Given request:
Look through the records that follow. Copy every line containing the word "Cube".

Data excerpts:
###

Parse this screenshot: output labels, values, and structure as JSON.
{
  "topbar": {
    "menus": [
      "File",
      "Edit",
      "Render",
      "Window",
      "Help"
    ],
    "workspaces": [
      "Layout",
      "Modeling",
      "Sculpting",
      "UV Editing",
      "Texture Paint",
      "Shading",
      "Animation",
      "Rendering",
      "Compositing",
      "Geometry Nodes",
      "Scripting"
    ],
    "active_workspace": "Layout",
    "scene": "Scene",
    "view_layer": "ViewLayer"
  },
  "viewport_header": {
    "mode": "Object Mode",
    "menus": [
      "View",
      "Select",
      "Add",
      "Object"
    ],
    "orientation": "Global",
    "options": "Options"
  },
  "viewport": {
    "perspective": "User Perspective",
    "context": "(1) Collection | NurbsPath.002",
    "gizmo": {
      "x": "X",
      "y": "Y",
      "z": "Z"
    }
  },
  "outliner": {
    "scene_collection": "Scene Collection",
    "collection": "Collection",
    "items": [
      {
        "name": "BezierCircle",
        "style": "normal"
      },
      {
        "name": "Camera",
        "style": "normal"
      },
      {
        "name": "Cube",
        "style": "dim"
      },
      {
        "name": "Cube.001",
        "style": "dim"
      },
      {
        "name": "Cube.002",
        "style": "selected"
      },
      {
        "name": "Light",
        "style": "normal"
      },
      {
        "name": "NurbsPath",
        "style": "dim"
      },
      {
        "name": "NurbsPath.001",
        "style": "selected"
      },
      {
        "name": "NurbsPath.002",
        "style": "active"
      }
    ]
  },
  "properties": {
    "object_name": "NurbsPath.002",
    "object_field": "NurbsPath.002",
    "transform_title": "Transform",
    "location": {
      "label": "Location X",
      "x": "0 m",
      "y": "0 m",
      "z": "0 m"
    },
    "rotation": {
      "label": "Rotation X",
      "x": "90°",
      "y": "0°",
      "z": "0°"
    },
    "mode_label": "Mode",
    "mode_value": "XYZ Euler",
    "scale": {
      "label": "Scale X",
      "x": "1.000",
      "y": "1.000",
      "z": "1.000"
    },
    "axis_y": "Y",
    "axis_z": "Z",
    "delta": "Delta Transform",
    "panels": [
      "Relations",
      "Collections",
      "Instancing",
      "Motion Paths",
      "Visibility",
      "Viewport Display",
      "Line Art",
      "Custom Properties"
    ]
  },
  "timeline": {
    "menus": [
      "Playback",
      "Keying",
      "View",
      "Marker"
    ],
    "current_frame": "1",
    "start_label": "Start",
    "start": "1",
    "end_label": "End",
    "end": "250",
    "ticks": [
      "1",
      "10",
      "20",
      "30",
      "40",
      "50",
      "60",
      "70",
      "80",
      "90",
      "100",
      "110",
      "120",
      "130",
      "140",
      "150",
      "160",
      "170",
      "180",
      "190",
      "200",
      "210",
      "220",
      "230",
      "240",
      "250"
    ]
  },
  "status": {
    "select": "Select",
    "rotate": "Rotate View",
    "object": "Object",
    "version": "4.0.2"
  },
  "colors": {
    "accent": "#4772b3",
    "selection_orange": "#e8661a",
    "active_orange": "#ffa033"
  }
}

###

Result of the task:
        "name": "Cube",
        "name": "Cube.001",
        "name": "Cube.002",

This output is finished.